- **Job**:
Extract every line in the records below that contains the string "preview".

- **The records**:

════════

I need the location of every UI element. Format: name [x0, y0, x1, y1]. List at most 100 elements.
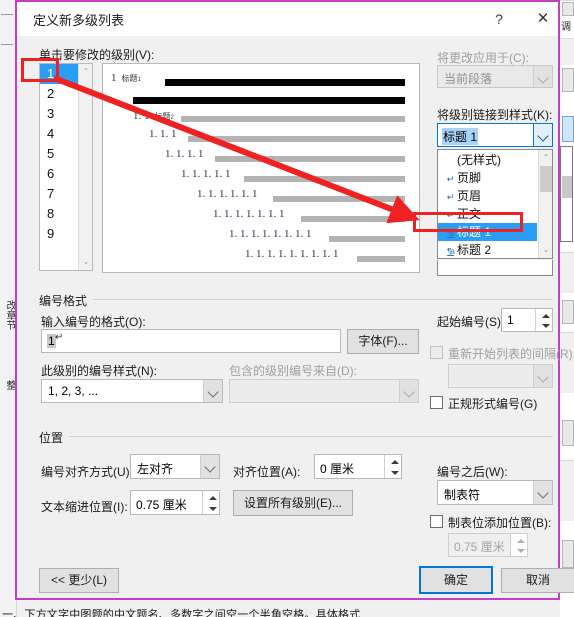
link-style-options: (无样式) ↵ 页脚 ↵ 页眉 ↵ 正文 ¶a 标题 1 ¶a 标题 2: [438, 151, 537, 259]
apply-changes-label: 将更改应用于(C):: [437, 51, 529, 65]
link-style-list-overflow: [437, 260, 553, 276]
scroll-down-icon[interactable]: ⌄: [79, 255, 93, 269]
tab-stop-input: 0.75 厘米: [448, 533, 528, 557]
help-icon[interactable]: ?: [482, 2, 516, 36]
dialog-titlebar: 定义新多级列表 ? ✕: [17, 2, 558, 36]
preview-number-6: 1. 1. 1. 1. 1. 1: [197, 188, 258, 200]
number-format-input-label: 输入编号的格式(O):: [41, 315, 146, 329]
scroll-down-icon[interactable]: ⌄: [539, 243, 553, 257]
chevron-down-icon: [399, 380, 418, 402]
link-style-value: 标题 1: [442, 128, 479, 145]
spinner-down-icon: [511, 545, 528, 556]
start-number-spinner[interactable]: [535, 309, 552, 331]
annotation-box-level: [21, 58, 59, 82]
number-style-select[interactable]: 1, 2, 3, ...: [41, 379, 223, 403]
spinner-up-icon: [511, 534, 528, 545]
alignment-position-label: 对齐位置(A):: [233, 465, 301, 479]
annotation-box-style: [413, 212, 523, 232]
background-left-text: 改章节: [4, 300, 15, 330]
spinner-up-icon[interactable]: [536, 309, 553, 320]
link-style-option-header[interactable]: ↵ 页眉: [438, 187, 537, 205]
apply-changes-select[interactable]: 当前段落: [437, 65, 553, 88]
level-item-9[interactable]: 9: [40, 224, 78, 244]
start-number-input[interactable]: 1: [501, 308, 553, 332]
preview-number-3: 1. 1. 1: [149, 128, 177, 140]
paragraph-return-icon: ↵: [446, 192, 455, 202]
link-style-label: 将级别链接到样式(K):: [437, 108, 553, 122]
number-format-input[interactable]: 1 ↵: [41, 329, 341, 353]
preview-number-4: 1. 1. 1. 1: [165, 148, 204, 160]
include-level-select: [229, 379, 419, 403]
font-button[interactable]: 字体(F)...: [347, 329, 419, 354]
text-indent-spinner[interactable]: [202, 491, 219, 514]
tab-stop-checkbox[interactable]: [430, 515, 443, 528]
less-button[interactable]: << 更少(L): [39, 568, 119, 593]
legal-numbering-checkbox[interactable]: [430, 396, 443, 409]
position-group-label: 位置: [39, 429, 70, 446]
scroll-up-icon[interactable]: ⌃: [539, 151, 553, 165]
chevron-down-icon[interactable]: [533, 481, 552, 504]
number-alignment-value: 左对齐: [137, 462, 174, 476]
link-style-option-heading-2[interactable]: ¶a 标题 2: [438, 241, 537, 259]
after-number-label: 编号之后(W):: [437, 465, 508, 479]
set-all-levels-button[interactable]: 设置所有级别(E)...: [233, 490, 353, 516]
spinner-down-icon[interactable]: [536, 320, 553, 331]
tab-stop-value: 0.75 厘米: [454, 540, 505, 554]
number-style-label: 此级别的编号样式(N):: [41, 364, 157, 378]
spinner-down-icon[interactable]: [203, 503, 220, 515]
link-style-combo[interactable]: 标题 1: [437, 123, 553, 147]
restart-list-checkbox: [430, 346, 443, 359]
link-style-scrollbar[interactable]: ⌃ ⌄: [538, 150, 552, 258]
scrollbar-thumb[interactable]: [540, 166, 552, 192]
level-list-scrollbar[interactable]: ⌃ ⌄: [78, 64, 92, 270]
level-item-7[interactable]: 7: [40, 184, 78, 204]
level-item-6[interactable]: 6: [40, 164, 78, 184]
level-item-4[interactable]: 4: [40, 124, 78, 144]
number-format-group: [39, 299, 553, 300]
text-indent-label: 文本缩进位置(I):: [41, 500, 128, 514]
restart-list-select: [448, 364, 553, 388]
preview-number-7: 1. 1. 1. 1. 1. 1. 1: [213, 208, 285, 220]
background-right-text: 调: [561, 22, 571, 33]
dialog-title: 定义新多级列表: [33, 13, 125, 28]
linked-style-icon: ¶a: [447, 247, 455, 256]
chevron-down-icon[interactable]: [203, 380, 222, 402]
chevron-down-icon[interactable]: [533, 124, 552, 146]
alignment-position-value: 0 厘米: [320, 462, 355, 476]
spinner-up-icon[interactable]: [203, 491, 220, 503]
level-item-5[interactable]: 5: [40, 144, 78, 164]
text-indent-input[interactable]: 0.75 厘米: [130, 490, 220, 515]
preview-number-1: 1: [111, 72, 117, 84]
close-icon[interactable]: ✕: [526, 2, 560, 36]
link-style-option-none[interactable]: (无样式): [438, 151, 537, 169]
level-item-3[interactable]: 3: [40, 104, 78, 124]
spinner-up-icon[interactable]: [385, 455, 402, 467]
cancel-button[interactable]: 取消: [501, 568, 574, 593]
after-number-select[interactable]: 制表符: [437, 480, 553, 505]
preview-number-9: 1. 1. 1. 1. 1. 1. 1. 1. 1: [245, 248, 339, 260]
link-style-dropdown-list[interactable]: (无样式) ↵ 页脚 ↵ 页眉 ↵ 正文 ¶a 标题 1 ¶a 标题 2 ⌃ ⌄: [437, 149, 553, 259]
start-number-label: 起始编号(S):: [437, 315, 505, 329]
alignment-position-spinner[interactable]: [384, 455, 401, 478]
level-item-2[interactable]: 2: [40, 84, 78, 104]
number-alignment-select[interactable]: 左对齐: [130, 454, 220, 479]
background-bottom-text: 一、下方文字中图题的中文题名、多数字之间空一个半角空格。具体格式: [2, 609, 361, 617]
preview-sup-1: 1: [137, 77, 141, 83]
level-item-8[interactable]: 8: [40, 204, 78, 224]
alignment-position-input[interactable]: 0 厘米: [314, 454, 402, 479]
ok-button[interactable]: 确定: [419, 566, 493, 594]
after-number-value: 制表符: [444, 488, 481, 502]
paragraph-return-icon: ↵: [446, 174, 455, 184]
tab-stop-spinner: [510, 534, 527, 556]
spinner-down-icon[interactable]: [385, 467, 402, 479]
link-style-option-footer[interactable]: ↵ 页脚: [438, 169, 537, 187]
preview-number-2: 1. 1: [133, 110, 150, 122]
scroll-up-icon[interactable]: ⌃: [79, 65, 93, 79]
tab-stop-label: 制表位添加位置(B):: [448, 516, 552, 530]
level-list[interactable]: 1 2 3 4 5 6 7 8 9 ⌃ ⌄: [39, 63, 93, 271]
chevron-down-icon[interactable]: [200, 455, 219, 478]
position-group: [39, 436, 553, 437]
restart-list-label: 重新开始列表的间隔(R):: [448, 347, 574, 361]
text-indent-value: 0.75 厘米: [136, 498, 187, 512]
chevron-down-icon[interactable]: [533, 66, 552, 87]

════════

- **Task output**:
preview-number-6: 1. 1. 1. 1. 1. 1: [197, 188, 258, 200]
preview-number-3: 1. 1. 1: [149, 128, 177, 140]
preview-number-4: 1. 1. 1. 1: [165, 148, 204, 160]
preview-number-7: 1. 1. 1. 1. 1. 1. 1: [213, 208, 285, 220]
preview-number-1: 1: [111, 72, 117, 84]
preview-number-9: 1. 1. 1. 1. 1. 1. 1. 1. 1: [245, 248, 339, 260]
preview-sup-1: 1: [137, 77, 141, 83]
preview-number-2: 1. 1: [133, 110, 150, 122]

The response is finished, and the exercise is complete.